Saved data entries

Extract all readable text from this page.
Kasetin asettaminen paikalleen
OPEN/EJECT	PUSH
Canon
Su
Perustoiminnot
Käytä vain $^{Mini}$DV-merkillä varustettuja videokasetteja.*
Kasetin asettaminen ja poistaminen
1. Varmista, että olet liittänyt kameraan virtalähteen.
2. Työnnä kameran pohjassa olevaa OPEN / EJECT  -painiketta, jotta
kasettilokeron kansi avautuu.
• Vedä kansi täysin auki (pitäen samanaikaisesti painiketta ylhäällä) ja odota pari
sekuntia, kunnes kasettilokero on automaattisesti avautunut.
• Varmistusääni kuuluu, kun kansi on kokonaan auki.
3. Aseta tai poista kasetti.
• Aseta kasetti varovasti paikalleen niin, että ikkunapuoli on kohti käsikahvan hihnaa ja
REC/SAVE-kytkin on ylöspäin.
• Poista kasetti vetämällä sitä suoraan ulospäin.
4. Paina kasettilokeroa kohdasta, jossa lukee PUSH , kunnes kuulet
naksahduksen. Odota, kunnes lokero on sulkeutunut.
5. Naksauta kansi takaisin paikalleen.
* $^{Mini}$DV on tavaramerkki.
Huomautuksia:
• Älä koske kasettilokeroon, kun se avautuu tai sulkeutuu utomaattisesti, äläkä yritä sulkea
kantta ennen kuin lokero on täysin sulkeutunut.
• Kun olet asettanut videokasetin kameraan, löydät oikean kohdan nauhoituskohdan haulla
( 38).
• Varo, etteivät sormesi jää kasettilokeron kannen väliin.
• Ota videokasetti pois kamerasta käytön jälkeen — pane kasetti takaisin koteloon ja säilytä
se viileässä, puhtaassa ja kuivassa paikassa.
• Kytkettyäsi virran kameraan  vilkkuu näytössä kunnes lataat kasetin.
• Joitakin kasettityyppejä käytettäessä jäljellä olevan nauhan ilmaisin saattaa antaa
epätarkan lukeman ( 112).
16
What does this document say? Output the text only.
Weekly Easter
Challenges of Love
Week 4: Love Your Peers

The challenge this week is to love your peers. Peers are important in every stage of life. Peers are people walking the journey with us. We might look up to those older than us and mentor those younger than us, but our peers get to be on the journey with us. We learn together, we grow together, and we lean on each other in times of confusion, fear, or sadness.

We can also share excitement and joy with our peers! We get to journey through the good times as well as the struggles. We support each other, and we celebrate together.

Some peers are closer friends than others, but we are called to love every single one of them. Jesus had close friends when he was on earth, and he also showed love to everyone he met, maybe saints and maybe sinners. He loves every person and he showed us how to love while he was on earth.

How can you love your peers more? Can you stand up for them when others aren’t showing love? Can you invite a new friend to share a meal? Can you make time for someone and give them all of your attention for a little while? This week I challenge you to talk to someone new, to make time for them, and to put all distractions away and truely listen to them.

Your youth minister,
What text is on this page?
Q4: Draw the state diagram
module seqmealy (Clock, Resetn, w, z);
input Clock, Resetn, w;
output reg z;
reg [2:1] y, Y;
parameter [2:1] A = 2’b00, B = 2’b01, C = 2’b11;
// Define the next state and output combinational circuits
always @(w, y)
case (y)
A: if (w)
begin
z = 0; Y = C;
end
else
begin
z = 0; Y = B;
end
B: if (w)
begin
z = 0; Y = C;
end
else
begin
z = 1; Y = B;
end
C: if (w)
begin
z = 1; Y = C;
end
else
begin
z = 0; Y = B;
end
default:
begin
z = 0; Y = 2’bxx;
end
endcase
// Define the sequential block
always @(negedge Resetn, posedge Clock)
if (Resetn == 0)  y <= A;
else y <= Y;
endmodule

Task:
All of the entries must be quoted exactly; please include each one.

Correct output:
Extract all readable text from this page.
Kasetin asettaminen paikalleen
OPEN/EJECT	PUSH
Canon
Su
Perustoiminnot
Käytä vain $^{Mini}$DV-merkillä varustettuja videokasetteja.*
Kasetin asettaminen ja poistaminen
1. Varmista, että olet liittänyt kameraan virtalähteen.
2. Työnnä kameran pohjassa olevaa OPEN / EJECT  -painiketta, jotta
kasettilokeron kansi avautuu.
• Vedä kansi täysin auki (pitäen samanaikaisesti painiketta ylhäällä) ja odota pari
sekuntia, kunnes kasettilokero on automaattisesti avautunut.
• Varmistusääni kuuluu, kun kansi on kokonaan auki.
3. Aseta tai poista kasetti.
• Aseta kasetti varovasti paikalleen niin, että ikkunapuoli on kohti käsikahvan hihnaa ja
REC/SAVE-kytkin on ylöspäin.
• Poista kasetti vetämällä sitä suoraan ulospäin.
4. Paina kasettilokeroa kohdasta, jossa lukee PUSH , kunnes kuulet
naksahduksen. Odota, kunnes lokero on sulkeutunut.
5. Naksauta kansi takaisin paikalleen.
* $^{Mini}$DV on tavaramerkki.
Huomautuksia:
• Älä koske kasettilokeroon, kun se avautuu tai sulkeutuu utomaattisesti, äläkä yritä sulkea
kantta ennen kuin lokero on täysin sulkeutunut.
• Kun olet asettanut videokasetin kameraan, löydät oikean kohdan nauhoituskohdan haulla
( 38).
• Varo, etteivät sormesi jää kasettilokeron kannen väliin.
• Ota videokasetti pois kamerasta käytön jälkeen — pane kasetti takaisin koteloon ja säilytä
se viileässä, puhtaassa ja kuivassa paikassa.
• Kytkettyäsi virran kameraan  vilkkuu näytössä kunnes lataat kasetin.
• Joitakin kasettityyppejä käytettäessä jäljellä olevan nauhan ilmaisin saattaa antaa
epätarkan lukeman ( 112).
16
What does this document say? Output the text only.
Weekly Easter
Challenges of Love
Week 4: Love Your Peers

The challenge this week is to love your peers. Peers are important in every stage of life. Peers are people walking the journey with us. We might look up to those older than us and mentor those younger than us, but our peers get to be on the journey with us. We learn together, we grow together, and we lean on each other in times of confusion, fear, or sadness.

We can also share excitement and joy with our peers! We get to journey through the good times as well as the struggles. We support each other, and we celebrate together.

Some peers are closer friends than others, but we are called to love every single one of them. Jesus had close friends when he was on earth, and he also showed love to everyone he met, maybe saints and maybe sinners. He loves every person and he showed us how to love while he was on earth.

How can you love your peers more? Can you stand up for them when others aren’t showing love? Can you invite a new friend to share a meal? Can you make time for someone and give them all of your attention for a little while? This week I challenge you to talk to someone new, to make time for them, and to put all distractions away and truely listen to them.

Your youth minister,
What text is on this page?
Q4: Draw the state diagram
module seqmealy (Clock, Resetn, w, z);
input Clock, Resetn, w;
output reg z;
reg [2:1] y, Y;
parameter [2:1] A = 2’b00, B = 2’b01, C = 2’b11;
// Define the next state and output combinational circuits
always @(w, y)
case (y)
A: if (w)
begin
z = 0; Y = C;
end
else
begin
z = 0; Y = B;
end
B: if (w)
begin
z = 0; Y = C;
end
else
begin
z = 1; Y = B;
end
C: if (w)
begin
z = 1; Y = C;
end
else
begin
z = 0; Y = B;
end
default:
begin
z = 0; Y = 2’bxx;
end
endcase
// Define the sequential block
always @(negedge Resetn, posedge Clock)
if (Resetn == 0)  y <= A;
else y <= Y;
endmodule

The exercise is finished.